What the exercise asks:
Can you copy every line of the items below word for word, leaving the pictures out of your answer?
>> BEGIN Data extract
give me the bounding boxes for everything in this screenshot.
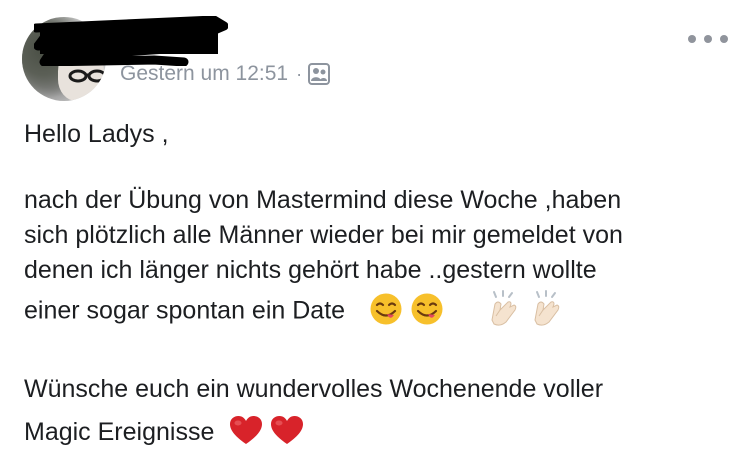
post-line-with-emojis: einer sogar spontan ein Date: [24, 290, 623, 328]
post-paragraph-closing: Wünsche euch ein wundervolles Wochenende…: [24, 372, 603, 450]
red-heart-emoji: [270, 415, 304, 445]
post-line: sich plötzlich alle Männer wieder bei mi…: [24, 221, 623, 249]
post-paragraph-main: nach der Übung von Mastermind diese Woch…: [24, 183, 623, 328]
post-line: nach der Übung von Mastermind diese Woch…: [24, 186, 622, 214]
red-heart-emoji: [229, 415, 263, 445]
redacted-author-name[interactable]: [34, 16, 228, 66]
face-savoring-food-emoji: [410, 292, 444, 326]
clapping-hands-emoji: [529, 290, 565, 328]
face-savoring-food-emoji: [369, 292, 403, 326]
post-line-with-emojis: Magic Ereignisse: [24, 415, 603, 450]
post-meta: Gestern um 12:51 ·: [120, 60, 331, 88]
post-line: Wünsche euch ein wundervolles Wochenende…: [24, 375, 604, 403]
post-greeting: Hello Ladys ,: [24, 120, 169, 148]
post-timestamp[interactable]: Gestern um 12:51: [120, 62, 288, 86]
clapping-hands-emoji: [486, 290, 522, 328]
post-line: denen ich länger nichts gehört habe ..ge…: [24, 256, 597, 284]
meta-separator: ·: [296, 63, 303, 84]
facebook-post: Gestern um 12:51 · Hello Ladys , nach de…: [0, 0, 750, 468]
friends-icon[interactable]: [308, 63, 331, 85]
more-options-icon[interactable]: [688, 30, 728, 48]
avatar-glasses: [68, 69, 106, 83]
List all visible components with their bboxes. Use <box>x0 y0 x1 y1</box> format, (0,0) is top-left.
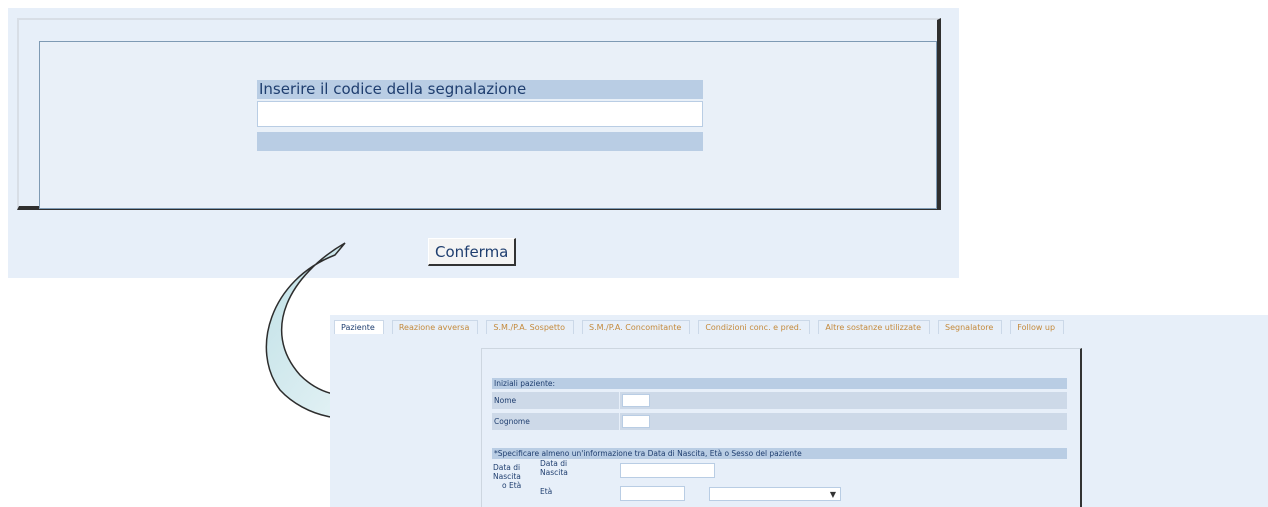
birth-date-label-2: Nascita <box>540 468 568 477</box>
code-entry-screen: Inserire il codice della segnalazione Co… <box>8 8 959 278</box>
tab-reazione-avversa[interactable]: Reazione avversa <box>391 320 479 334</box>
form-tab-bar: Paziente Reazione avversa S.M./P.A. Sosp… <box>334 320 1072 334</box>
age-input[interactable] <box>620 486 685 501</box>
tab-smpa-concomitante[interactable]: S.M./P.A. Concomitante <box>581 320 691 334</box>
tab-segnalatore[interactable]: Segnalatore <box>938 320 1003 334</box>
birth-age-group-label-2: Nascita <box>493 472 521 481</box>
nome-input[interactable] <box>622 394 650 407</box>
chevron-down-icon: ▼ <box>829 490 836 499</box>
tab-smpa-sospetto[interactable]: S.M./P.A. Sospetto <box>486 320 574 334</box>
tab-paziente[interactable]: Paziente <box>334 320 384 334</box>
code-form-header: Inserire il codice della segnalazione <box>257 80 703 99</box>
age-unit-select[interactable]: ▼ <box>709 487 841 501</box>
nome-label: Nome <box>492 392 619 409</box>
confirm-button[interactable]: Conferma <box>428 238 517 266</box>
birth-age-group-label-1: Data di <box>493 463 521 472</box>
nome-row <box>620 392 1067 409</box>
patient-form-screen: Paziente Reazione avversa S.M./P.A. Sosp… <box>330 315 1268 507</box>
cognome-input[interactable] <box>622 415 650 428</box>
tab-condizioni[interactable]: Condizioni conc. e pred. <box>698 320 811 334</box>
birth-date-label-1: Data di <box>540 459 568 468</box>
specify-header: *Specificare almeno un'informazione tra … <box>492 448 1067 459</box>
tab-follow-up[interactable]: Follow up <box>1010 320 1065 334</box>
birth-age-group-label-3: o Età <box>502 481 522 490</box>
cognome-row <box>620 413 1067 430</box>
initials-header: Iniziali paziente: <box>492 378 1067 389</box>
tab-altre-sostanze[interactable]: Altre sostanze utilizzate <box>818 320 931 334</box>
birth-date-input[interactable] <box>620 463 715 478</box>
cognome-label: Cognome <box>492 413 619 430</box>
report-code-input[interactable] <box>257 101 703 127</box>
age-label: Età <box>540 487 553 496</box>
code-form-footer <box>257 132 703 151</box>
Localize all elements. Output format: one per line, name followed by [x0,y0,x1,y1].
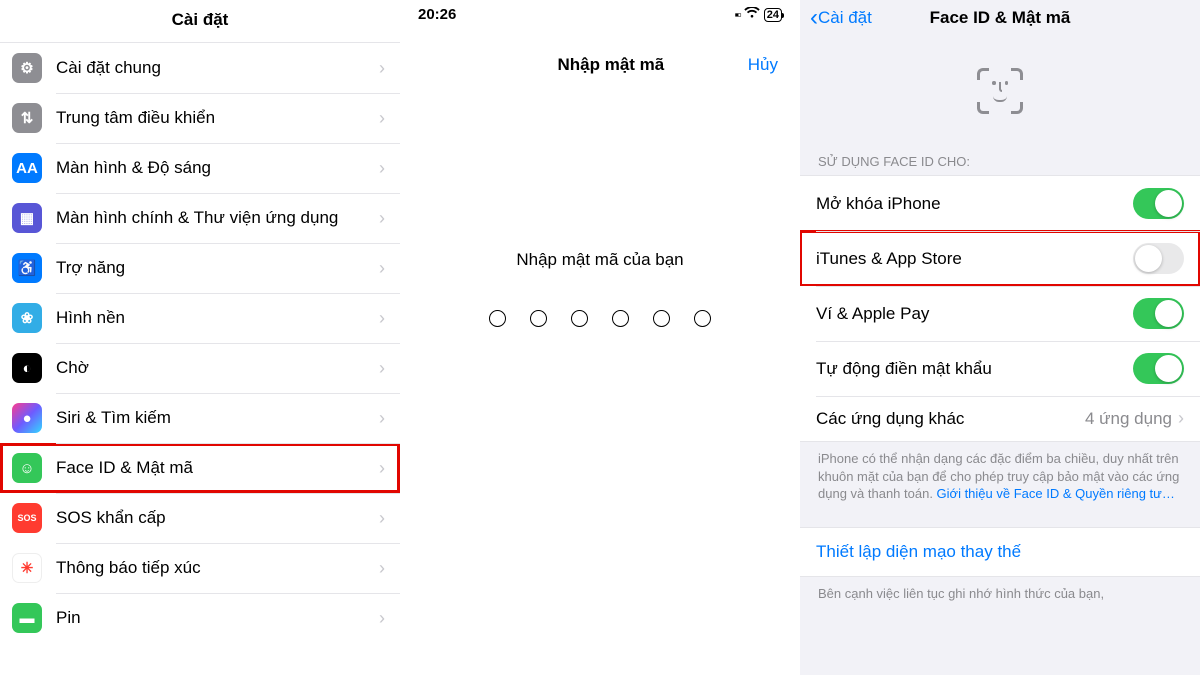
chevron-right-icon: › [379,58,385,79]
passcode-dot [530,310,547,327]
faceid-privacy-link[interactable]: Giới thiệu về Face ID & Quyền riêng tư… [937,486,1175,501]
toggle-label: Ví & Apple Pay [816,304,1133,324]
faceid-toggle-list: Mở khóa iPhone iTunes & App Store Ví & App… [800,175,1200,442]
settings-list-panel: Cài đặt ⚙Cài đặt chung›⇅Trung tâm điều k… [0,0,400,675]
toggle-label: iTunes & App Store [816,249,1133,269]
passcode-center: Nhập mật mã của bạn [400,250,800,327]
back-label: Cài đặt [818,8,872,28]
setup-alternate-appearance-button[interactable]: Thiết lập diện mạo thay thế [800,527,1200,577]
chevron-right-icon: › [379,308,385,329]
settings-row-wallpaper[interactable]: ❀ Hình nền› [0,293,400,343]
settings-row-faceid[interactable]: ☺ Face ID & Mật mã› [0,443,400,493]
>> END Data extract
Written response:
give me the bounding boxes for everything in this screenshot.
post-line-with-emojis: einer sogar spontan ein Date: [24, 290, 623, 328]
post-paragraph-closing: Wünsche euch ein wundervolles Wochenende…: [24, 372, 603, 450]
red-heart-emoji: [270, 415, 304, 445]
post-line: sich plötzlich alle Männer wieder bei mi…: [24, 221, 623, 249]
post-paragraph-main: nach der Übung von Mastermind diese Woch…: [24, 183, 623, 328]
post-line: nach der Übung von Mastermind diese Woch…: [24, 186, 622, 214]
red-heart-emoji: [229, 415, 263, 445]
redacted-author-name[interactable]: [34, 16, 228, 66]
face-savoring-food-emoji: [410, 292, 444, 326]
clapping-hands-emoji: [529, 290, 565, 328]
face-savoring-food-emoji: [369, 292, 403, 326]
post-line-with-emojis: Magic Ereignisse: [24, 415, 603, 450]
post-meta: Gestern um 12:51 ·: [120, 60, 331, 88]
post-line: Wünsche euch ein wundervolles Wochenende…: [24, 375, 604, 403]
post-greeting: Hello Ladys ,: [24, 120, 169, 148]
post-timestamp[interactable]: Gestern um 12:51: [120, 62, 288, 86]
clapping-hands-emoji: [486, 290, 522, 328]
post-line: denen ich länger nichts gehört habe ..ge…: [24, 256, 597, 284]
meta-separator: ·: [296, 63, 303, 84]
facebook-post: Gestern um 12:51 · Hello Ladys , nach de…: [0, 0, 750, 468]
friends-icon[interactable]: [308, 63, 331, 85]
more-options-icon[interactable]: [688, 30, 728, 48]
avatar-glasses: [68, 69, 106, 83]
List all visible components with their bboxes. Use <box>x0 y0 x1 y1</box> format, (0,0) is top-left.
birth-date-label-2: Nascita <box>540 468 568 477</box>
code-entry-screen: Inserire il codice della segnalazione Co… <box>8 8 959 278</box>
tab-reazione-avversa[interactable]: Reazione avversa <box>391 320 479 334</box>
form-tab-bar: Paziente Reazione avversa S.M./P.A. Sosp… <box>334 320 1072 334</box>
age-input[interactable] <box>620 486 685 501</box>
tab-smpa-concomitante[interactable]: S.M./P.A. Concomitante <box>581 320 691 334</box>
tab-segnalatore[interactable]: Segnalatore <box>938 320 1003 334</box>
birth-age-group-label-2: Nascita <box>493 472 521 481</box>
nome-input[interactable] <box>622 394 650 407</box>
chevron-down-icon: ▼ <box>829 490 836 499</box>
tab-smpa-sospetto[interactable]: S.M./P.A. Sospetto <box>486 320 574 334</box>
tab-paziente[interactable]: Paziente <box>334 320 384 334</box>
code-form-header: Inserire il codice della segnalazione <box>257 80 703 99</box>
age-unit-select[interactable]: ▼ <box>709 487 841 501</box>
nome-label: Nome <box>492 392 619 409</box>
confirm-button[interactable]: Conferma <box>428 238 517 266</box>
birth-age-group-label-1: Data di <box>493 463 521 472</box>
nome-row <box>620 392 1067 409</box>
patient-form-screen: Paziente Reazione avversa S.M./P.A. Sosp… <box>330 315 1268 507</box>
cognome-input[interactable] <box>622 415 650 428</box>
tab-condizioni[interactable]: Condizioni conc. e pred. <box>698 320 811 334</box>
birth-date-label-1: Data di <box>540 459 568 468</box>
specify-header: *Specificare almeno un'informazione tra … <box>492 448 1067 459</box>
tab-follow-up[interactable]: Follow up <box>1010 320 1065 334</box>
birth-age-group-label-3: o Età <box>502 481 522 490</box>
cognome-row <box>620 413 1067 430</box>
initials-header: Iniziali paziente: <box>492 378 1067 389</box>
tab-altre-sostanze[interactable]: Altre sostanze utilizzate <box>818 320 931 334</box>
birth-date-input[interactable] <box>620 463 715 478</box>
cognome-label: Cognome <box>492 413 619 430</box>
report-code-input[interactable] <box>257 101 703 127</box>
age-label: Età <box>540 487 553 496</box>
code-form-footer <box>257 132 703 151</box>
Localize all elements. Output format: one per line, name followed by [x0,y0,x1,y1].
chevron-right-icon: › [379,58,385,79]
passcode-dot [530,310,547,327]
faceid-privacy-link[interactable]: Giới thiệu về Face ID & Quyền riêng tư… [937,486,1175,501]
toggle-label: Ví & Apple Pay [816,304,1133,324]
faceid-toggle-list: Mở khóa iPhone iTunes & App Store Ví & App… [800,175,1200,442]
settings-list-panel: Cài đặt ⚙Cài đặt chung›⇅Trung tâm điều k… [0,0,400,675]
toggle-label: iTunes & App Store [816,249,1133,269]
passcode-center: Nhập mật mã của bạn [400,250,800,327]
back-label: Cài đặt [818,8,872,28]
setup-alternate-appearance-button[interactable]: Thiết lập diện mạo thay thế [800,527,1200,577]
chevron-right-icon: › [379,308,385,329]
settings-row-wallpaper[interactable]: ❀ Hình nền› [0,293,400,343]
settings-row-faceid[interactable]: ☺ Face ID & Mật mã› [0,443,400,493]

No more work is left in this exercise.